** START Data supplied **

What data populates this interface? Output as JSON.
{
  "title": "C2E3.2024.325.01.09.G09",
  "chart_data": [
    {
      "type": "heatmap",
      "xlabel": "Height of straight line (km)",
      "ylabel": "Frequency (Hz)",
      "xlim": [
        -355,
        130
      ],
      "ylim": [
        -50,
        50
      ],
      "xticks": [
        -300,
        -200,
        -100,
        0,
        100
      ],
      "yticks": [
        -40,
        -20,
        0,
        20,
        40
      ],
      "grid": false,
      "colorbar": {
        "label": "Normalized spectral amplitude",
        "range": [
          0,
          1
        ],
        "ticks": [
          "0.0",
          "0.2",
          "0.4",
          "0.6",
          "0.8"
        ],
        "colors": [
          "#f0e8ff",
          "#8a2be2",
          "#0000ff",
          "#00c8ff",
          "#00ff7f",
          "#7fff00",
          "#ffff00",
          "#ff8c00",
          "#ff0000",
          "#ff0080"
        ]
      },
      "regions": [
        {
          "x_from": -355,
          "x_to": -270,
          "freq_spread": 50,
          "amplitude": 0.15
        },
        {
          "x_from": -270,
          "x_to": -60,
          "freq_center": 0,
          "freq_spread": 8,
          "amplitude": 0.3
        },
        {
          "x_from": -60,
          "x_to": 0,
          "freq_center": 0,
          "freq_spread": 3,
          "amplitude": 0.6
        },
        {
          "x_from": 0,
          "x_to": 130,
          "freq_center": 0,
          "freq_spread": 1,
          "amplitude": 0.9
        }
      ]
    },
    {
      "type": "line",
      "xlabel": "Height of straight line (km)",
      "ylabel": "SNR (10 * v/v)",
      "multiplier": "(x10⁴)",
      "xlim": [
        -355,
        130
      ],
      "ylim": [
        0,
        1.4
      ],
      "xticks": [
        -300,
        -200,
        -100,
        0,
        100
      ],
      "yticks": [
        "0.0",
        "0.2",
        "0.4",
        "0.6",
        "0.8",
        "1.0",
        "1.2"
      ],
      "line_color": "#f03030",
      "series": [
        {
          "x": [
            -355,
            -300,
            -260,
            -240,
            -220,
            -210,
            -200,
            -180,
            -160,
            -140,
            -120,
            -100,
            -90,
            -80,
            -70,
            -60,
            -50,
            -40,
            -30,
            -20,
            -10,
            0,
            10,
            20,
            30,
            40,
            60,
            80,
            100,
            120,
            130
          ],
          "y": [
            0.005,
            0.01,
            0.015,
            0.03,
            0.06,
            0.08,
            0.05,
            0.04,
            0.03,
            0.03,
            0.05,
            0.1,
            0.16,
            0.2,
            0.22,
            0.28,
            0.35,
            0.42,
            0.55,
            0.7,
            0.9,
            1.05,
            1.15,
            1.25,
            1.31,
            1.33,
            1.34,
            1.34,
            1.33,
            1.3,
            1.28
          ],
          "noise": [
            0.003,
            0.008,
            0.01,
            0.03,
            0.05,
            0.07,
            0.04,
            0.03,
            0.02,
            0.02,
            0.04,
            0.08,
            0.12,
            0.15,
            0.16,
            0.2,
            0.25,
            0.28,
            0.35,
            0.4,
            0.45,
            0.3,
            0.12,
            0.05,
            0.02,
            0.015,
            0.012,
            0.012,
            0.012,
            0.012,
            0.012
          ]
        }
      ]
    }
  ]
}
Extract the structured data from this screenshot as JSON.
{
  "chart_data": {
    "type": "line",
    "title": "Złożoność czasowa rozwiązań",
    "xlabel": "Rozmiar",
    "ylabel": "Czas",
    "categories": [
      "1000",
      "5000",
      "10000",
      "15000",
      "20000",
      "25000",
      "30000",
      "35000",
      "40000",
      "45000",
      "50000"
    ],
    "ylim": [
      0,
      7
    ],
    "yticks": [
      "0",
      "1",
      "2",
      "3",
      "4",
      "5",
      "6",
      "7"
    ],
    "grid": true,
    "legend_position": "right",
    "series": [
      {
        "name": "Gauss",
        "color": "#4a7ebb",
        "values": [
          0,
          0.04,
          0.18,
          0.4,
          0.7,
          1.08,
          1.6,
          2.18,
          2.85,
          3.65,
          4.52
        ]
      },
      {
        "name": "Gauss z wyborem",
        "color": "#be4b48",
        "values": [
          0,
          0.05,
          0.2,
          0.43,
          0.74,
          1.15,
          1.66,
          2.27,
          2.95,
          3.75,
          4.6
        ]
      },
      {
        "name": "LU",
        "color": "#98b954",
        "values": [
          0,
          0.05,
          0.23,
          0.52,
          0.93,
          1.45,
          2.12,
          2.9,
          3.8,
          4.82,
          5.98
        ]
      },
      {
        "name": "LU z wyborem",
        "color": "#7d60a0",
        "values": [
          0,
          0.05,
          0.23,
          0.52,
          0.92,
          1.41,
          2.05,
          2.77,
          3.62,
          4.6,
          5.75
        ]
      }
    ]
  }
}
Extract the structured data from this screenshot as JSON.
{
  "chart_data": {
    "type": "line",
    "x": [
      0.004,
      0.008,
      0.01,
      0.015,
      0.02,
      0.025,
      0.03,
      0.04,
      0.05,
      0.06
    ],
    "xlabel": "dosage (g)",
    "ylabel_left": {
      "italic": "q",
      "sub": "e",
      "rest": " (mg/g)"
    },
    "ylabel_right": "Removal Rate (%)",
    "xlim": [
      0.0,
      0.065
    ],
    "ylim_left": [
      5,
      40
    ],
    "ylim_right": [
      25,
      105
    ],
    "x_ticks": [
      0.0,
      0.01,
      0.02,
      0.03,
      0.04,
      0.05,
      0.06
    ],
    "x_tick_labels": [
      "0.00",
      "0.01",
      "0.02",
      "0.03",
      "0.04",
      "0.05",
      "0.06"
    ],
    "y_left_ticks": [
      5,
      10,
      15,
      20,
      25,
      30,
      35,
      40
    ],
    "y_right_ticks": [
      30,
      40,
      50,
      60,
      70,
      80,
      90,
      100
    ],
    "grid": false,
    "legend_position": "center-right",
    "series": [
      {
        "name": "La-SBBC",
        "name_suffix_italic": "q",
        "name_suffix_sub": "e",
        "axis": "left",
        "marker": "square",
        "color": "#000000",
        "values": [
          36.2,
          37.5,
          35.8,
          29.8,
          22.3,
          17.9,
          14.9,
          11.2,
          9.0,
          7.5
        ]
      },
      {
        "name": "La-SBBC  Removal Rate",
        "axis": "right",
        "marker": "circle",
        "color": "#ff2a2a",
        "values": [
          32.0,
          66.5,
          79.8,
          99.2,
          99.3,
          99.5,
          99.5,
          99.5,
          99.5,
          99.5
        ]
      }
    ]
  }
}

** END Data supplied **

What is expected: Gather each line holding the string "xlabel".

Answer to this task:
      "xlabel": "Height of straight line (km)",
      "xlabel": "Height of straight line (km)",
    "xlabel": "Rozmiar",
    "xlabel": "dosage (g)",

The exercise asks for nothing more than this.